EXCERPTED DATA:
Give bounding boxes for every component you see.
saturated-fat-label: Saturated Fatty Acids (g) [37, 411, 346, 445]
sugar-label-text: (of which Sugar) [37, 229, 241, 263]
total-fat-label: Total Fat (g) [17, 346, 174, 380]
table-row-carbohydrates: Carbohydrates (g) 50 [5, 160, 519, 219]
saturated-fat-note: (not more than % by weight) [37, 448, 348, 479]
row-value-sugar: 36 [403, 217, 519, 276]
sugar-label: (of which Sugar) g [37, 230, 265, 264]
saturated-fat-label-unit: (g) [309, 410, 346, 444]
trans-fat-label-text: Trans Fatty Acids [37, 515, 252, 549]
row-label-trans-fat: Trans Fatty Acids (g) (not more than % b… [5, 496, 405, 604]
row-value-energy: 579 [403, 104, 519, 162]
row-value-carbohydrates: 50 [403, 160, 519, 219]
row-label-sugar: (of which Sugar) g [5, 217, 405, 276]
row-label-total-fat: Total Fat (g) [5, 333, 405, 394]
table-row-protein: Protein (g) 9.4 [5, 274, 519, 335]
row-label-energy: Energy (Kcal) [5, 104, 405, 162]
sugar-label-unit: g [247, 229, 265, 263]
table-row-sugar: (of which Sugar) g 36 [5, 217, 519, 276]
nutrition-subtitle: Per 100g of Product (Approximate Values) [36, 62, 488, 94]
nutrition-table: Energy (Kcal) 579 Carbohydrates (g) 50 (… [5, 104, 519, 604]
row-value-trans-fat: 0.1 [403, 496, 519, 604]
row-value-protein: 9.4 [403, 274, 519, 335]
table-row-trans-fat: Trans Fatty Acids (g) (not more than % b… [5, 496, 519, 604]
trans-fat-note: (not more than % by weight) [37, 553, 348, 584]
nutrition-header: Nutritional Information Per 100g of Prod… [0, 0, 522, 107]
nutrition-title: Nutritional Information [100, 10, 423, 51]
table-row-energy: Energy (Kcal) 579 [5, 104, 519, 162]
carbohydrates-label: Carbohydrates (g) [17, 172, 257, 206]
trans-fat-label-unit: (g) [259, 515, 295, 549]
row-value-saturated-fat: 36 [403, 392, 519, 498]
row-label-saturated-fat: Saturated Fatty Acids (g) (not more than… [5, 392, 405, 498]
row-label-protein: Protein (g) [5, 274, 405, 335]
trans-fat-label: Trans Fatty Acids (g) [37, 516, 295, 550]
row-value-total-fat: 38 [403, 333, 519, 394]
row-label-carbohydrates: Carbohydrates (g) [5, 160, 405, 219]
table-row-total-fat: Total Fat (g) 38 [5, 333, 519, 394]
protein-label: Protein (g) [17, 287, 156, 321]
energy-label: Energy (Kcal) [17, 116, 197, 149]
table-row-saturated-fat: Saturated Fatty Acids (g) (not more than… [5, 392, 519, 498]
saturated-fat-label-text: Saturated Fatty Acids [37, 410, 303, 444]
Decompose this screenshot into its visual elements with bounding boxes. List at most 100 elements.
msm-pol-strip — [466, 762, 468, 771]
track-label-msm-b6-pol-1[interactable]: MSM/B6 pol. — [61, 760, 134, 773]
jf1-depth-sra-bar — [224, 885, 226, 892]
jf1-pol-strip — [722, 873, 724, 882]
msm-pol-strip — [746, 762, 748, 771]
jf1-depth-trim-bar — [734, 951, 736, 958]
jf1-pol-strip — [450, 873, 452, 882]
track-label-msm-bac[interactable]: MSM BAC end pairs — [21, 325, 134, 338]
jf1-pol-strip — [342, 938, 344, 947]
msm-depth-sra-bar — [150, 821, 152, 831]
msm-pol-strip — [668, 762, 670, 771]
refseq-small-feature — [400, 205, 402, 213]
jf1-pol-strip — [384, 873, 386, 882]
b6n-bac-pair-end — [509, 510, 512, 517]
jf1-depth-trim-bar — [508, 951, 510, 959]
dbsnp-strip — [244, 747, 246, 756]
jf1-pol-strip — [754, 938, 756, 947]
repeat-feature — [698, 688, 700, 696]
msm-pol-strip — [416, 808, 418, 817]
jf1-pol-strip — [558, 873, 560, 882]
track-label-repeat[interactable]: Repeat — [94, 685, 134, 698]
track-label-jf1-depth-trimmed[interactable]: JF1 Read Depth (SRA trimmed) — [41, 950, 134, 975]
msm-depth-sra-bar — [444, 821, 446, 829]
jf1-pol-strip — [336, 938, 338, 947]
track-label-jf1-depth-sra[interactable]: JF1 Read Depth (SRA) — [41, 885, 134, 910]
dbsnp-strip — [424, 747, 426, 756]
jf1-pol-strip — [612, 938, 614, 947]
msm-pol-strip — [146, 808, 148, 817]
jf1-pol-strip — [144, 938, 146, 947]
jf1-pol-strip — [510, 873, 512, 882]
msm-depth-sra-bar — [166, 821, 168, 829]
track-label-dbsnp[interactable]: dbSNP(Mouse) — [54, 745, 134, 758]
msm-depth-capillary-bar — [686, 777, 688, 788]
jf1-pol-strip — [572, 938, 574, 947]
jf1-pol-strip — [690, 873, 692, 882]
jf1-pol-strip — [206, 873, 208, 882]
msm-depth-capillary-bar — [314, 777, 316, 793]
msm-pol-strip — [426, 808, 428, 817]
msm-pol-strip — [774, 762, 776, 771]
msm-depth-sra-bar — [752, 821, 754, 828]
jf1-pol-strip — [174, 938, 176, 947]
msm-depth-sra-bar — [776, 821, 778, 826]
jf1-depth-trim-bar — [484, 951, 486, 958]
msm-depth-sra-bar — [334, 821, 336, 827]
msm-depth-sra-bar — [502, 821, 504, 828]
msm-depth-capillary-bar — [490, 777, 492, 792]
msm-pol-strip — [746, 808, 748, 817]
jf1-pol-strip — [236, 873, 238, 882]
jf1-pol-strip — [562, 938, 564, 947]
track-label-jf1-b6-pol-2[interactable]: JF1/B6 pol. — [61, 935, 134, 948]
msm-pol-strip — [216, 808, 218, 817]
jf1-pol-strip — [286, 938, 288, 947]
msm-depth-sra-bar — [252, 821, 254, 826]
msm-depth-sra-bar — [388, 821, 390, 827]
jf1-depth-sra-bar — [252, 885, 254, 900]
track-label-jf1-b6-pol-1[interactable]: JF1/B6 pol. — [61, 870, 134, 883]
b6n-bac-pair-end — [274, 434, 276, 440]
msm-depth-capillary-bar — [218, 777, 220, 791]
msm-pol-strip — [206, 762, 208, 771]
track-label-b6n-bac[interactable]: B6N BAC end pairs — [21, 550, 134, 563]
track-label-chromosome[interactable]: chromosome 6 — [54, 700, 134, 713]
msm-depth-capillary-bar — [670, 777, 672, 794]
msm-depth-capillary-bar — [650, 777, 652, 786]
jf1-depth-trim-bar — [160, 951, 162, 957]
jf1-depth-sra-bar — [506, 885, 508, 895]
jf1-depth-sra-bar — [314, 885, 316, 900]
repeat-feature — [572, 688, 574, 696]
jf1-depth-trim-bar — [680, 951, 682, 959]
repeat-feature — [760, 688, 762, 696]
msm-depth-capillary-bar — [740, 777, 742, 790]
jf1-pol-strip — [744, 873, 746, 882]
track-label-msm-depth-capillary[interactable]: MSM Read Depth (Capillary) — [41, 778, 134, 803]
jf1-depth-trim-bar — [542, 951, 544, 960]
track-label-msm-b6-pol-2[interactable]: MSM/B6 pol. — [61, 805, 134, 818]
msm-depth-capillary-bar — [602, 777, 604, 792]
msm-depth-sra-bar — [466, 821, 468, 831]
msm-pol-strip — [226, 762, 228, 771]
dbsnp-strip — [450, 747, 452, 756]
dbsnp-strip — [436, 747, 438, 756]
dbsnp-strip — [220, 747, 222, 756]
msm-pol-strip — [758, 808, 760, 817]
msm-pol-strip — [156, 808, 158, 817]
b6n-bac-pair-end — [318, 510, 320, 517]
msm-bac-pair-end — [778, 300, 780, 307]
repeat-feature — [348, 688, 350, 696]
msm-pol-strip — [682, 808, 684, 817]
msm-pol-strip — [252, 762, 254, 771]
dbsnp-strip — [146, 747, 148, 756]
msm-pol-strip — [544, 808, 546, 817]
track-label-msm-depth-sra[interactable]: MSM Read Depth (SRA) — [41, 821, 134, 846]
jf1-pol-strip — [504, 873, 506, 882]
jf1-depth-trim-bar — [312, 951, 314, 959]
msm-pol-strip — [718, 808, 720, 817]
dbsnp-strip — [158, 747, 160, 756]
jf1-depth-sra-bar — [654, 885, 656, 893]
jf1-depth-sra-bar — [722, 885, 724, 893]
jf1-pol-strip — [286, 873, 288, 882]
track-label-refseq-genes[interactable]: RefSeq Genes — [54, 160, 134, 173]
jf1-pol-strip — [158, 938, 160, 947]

==

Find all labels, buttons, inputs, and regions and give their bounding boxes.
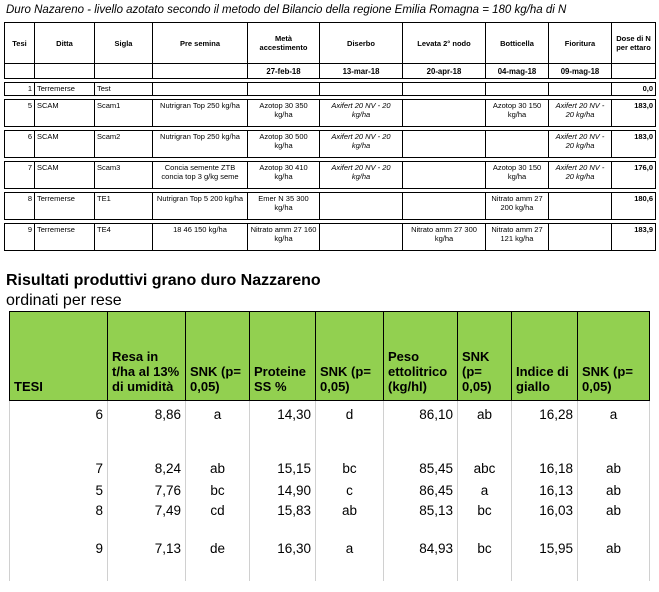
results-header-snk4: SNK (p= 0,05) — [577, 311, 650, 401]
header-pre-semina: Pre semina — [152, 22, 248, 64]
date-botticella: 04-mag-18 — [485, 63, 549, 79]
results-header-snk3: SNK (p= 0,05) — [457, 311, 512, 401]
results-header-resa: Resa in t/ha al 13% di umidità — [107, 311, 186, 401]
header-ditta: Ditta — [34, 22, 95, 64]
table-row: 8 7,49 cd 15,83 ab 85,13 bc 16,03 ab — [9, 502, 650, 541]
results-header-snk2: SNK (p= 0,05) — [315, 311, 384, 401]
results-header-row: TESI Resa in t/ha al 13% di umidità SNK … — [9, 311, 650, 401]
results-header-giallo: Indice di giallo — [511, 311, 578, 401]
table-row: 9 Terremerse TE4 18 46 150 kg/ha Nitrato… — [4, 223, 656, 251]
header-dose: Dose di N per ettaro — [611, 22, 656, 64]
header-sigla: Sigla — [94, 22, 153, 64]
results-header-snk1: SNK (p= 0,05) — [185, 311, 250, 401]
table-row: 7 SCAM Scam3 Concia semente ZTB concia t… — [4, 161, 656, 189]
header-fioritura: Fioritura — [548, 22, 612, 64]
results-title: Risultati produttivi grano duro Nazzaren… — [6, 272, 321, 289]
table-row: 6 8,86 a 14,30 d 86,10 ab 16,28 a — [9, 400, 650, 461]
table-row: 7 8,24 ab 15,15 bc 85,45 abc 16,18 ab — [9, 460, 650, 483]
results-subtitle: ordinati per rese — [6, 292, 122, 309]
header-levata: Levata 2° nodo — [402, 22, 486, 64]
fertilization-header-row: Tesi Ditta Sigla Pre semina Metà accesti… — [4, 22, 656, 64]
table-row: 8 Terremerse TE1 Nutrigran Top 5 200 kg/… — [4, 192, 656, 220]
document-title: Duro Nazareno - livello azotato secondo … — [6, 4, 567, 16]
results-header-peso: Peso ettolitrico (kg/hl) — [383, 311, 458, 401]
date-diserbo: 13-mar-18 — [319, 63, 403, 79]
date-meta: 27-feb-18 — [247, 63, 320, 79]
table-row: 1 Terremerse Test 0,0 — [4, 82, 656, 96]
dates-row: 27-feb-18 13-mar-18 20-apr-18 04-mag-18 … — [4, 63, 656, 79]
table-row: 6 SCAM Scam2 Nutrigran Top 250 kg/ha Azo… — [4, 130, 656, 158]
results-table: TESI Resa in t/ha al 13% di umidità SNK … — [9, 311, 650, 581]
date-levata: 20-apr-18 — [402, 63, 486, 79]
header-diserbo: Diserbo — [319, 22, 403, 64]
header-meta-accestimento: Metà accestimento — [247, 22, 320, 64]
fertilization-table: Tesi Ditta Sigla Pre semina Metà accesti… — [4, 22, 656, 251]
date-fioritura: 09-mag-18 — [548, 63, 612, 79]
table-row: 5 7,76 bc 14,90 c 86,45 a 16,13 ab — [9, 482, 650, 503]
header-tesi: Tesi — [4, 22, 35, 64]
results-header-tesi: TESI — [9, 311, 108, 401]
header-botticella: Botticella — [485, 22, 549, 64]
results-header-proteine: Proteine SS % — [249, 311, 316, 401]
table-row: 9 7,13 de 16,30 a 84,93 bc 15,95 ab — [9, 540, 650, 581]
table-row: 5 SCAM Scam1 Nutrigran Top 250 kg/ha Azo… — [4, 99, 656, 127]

TASK TO COMPLETE: Among the records above, count the lines that include the word "levata" and state the number by itself.

ANSWER SPACE: 2